WORK TO DO
Copy every line of the items below exactly, and leave the pictures out of your answer.

DATA LISTING
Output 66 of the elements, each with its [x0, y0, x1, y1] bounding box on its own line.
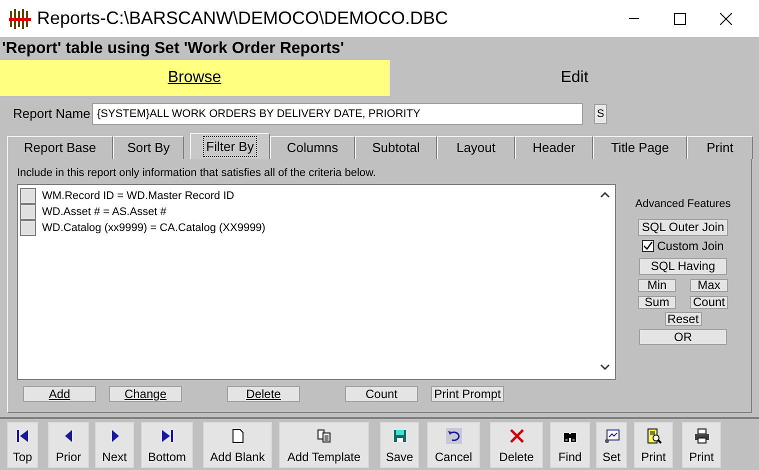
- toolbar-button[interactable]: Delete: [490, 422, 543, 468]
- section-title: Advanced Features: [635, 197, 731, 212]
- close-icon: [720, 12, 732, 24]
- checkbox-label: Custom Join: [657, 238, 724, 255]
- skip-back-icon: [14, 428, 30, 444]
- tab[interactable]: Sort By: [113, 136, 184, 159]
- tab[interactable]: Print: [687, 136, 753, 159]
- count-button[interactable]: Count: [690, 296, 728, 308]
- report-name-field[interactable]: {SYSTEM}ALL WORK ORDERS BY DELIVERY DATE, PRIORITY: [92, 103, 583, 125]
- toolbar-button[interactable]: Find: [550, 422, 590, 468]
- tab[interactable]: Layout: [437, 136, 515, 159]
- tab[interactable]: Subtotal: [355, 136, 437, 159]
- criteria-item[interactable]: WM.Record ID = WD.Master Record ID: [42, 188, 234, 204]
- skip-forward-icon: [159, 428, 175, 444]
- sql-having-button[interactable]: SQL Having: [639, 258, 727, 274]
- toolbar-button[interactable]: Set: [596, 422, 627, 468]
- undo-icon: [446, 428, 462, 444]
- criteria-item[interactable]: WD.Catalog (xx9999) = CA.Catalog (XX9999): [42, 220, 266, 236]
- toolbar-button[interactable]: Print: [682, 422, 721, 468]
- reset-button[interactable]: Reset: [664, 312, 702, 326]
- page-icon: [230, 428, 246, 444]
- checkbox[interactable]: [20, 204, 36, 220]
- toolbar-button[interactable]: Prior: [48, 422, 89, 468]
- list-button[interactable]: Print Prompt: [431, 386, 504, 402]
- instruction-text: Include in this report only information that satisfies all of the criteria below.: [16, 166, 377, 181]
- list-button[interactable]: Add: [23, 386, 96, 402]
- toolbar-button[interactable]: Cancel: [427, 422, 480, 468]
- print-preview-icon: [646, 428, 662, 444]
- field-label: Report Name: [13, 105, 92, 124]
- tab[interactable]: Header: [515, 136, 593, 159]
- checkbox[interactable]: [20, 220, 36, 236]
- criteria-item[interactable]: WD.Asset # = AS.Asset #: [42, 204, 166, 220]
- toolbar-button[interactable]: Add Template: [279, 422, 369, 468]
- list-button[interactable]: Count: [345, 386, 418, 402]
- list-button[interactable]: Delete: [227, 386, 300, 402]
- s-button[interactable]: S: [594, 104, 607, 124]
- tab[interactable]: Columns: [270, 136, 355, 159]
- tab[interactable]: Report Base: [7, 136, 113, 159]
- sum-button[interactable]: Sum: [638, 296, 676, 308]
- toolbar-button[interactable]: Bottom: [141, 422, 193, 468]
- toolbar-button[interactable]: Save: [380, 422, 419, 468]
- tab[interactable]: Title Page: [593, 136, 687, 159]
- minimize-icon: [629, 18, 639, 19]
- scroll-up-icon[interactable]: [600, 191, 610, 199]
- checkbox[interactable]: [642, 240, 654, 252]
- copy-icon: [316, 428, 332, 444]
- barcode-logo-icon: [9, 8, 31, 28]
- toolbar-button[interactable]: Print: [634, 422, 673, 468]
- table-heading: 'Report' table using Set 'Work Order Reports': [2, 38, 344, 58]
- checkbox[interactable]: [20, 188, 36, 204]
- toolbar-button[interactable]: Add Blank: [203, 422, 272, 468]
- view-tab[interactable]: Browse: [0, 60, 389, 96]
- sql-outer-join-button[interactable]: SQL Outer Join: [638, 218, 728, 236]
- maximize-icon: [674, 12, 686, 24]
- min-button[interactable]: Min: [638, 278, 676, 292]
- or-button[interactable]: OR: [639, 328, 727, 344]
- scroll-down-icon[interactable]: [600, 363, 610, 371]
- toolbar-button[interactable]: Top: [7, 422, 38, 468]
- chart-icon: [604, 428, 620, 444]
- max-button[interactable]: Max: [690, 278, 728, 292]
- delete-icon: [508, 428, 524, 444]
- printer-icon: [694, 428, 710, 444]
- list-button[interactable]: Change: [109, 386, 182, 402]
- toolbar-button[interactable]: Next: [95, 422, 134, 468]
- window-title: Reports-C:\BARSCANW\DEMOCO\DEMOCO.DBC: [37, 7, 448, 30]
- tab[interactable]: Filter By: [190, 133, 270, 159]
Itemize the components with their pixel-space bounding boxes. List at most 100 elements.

COMPLETED TASK
Output 66 of the elements, each with its [x0, y0, x1, y1] bounding box on its own line.
- toolbar-button[interactable]: Delete: [490, 422, 543, 468]
- section-title: Advanced Features: [635, 197, 731, 212]
- close-icon: [720, 12, 732, 24]
- checkbox-label: Custom Join: [657, 238, 724, 255]
- skip-back-icon: [14, 428, 30, 444]
- tab[interactable]: Sort By: [113, 136, 184, 159]
- tab[interactable]: Print: [687, 136, 753, 159]
- count-button[interactable]: Count: [690, 296, 728, 308]
- report-name-field[interactable]: {SYSTEM}ALL WORK ORDERS BY DELIVERY DATE, PRIORITY: [92, 103, 583, 125]
- toolbar-button[interactable]: Find: [550, 422, 590, 468]
- tab[interactable]: Layout: [437, 136, 515, 159]
- tab[interactable]: Subtotal: [355, 136, 437, 159]
- criteria-item[interactable]: WM.Record ID = WD.Master Record ID: [42, 188, 234, 204]
- skip-forward-icon: [159, 428, 175, 444]
- sql-having-button[interactable]: SQL Having: [639, 258, 727, 274]
- toolbar-button[interactable]: Set: [596, 422, 627, 468]
- undo-icon: [446, 428, 462, 444]
- criteria-item[interactable]: WD.Catalog (xx9999) = CA.Catalog (XX9999): [42, 220, 266, 236]
- toolbar-button[interactable]: Print: [682, 422, 721, 468]
- reset-button[interactable]: Reset: [664, 312, 702, 326]
- page-icon: [230, 428, 246, 444]
- checkbox[interactable]: [20, 204, 36, 220]
- toolbar-button[interactable]: Prior: [48, 422, 89, 468]
- list-button[interactable]: Print Prompt: [431, 386, 504, 402]
- instruction-text: Include in this report only information that satisfies all of the criteria below.: [16, 166, 377, 181]
- list-button[interactable]: Add: [23, 386, 96, 402]
- toolbar-button[interactable]: Cancel: [427, 422, 480, 468]
- print-preview-icon: [646, 428, 662, 444]
- field-label: Report Name: [13, 105, 92, 124]
- tab[interactable]: Header: [515, 136, 593, 159]
- checkbox[interactable]: [20, 220, 36, 236]
- criteria-item[interactable]: WD.Asset # = AS.Asset #: [42, 204, 166, 220]
- toolbar-button[interactable]: Add Template: [279, 422, 369, 468]
- list-button[interactable]: Count: [345, 386, 418, 402]
- list-button[interactable]: Delete: [227, 386, 300, 402]
- s-button[interactable]: S: [594, 104, 607, 124]
- tab[interactable]: Columns: [270, 136, 355, 159]
- tab[interactable]: Report Base: [7, 136, 113, 159]
- sum-button[interactable]: Sum: [638, 296, 676, 308]
- toolbar-button[interactable]: Bottom: [141, 422, 193, 468]
- toolbar-button[interactable]: Save: [380, 422, 419, 468]
- tab[interactable]: Title Page: [593, 136, 687, 159]
- minimize-icon: [629, 18, 639, 19]
- scroll-up-icon[interactable]: [600, 191, 610, 199]
- checkbox[interactable]: [642, 240, 654, 252]
- copy-icon: [316, 428, 332, 444]
- barcode-logo-icon: [9, 8, 31, 28]
- toolbar-button[interactable]: Print: [634, 422, 673, 468]
- table-heading: 'Report' table using Set 'Work Order Reports': [2, 38, 344, 58]
- checkbox[interactable]: [20, 188, 36, 204]
- toolbar-button[interactable]: Add Blank: [203, 422, 272, 468]
- view-tab[interactable]: Browse: [0, 60, 389, 96]
- sql-outer-join-button[interactable]: SQL Outer Join: [638, 218, 728, 236]
- maximize-icon: [674, 12, 686, 24]
- min-button[interactable]: Min: [638, 278, 676, 292]
- or-button[interactable]: OR: [639, 328, 727, 344]
- scroll-down-icon[interactable]: [600, 363, 610, 371]
- toolbar-button[interactable]: Top: [7, 422, 38, 468]
- chart-icon: [604, 428, 620, 444]
- max-button[interactable]: Max: [690, 278, 728, 292]
- delete-icon: [508, 428, 524, 444]
- printer-icon: [694, 428, 710, 444]
- list-button[interactable]: Change: [109, 386, 182, 402]
- toolbar-button[interactable]: Next: [95, 422, 134, 468]
- window-title: Reports-C:\BARSCANW\DEMOCO\DEMOCO.DBC: [37, 7, 448, 30]
- tab[interactable]: Filter By: [190, 133, 270, 159]
Itemize the components with their pixel-space bounding boxes. List at most 100 elements.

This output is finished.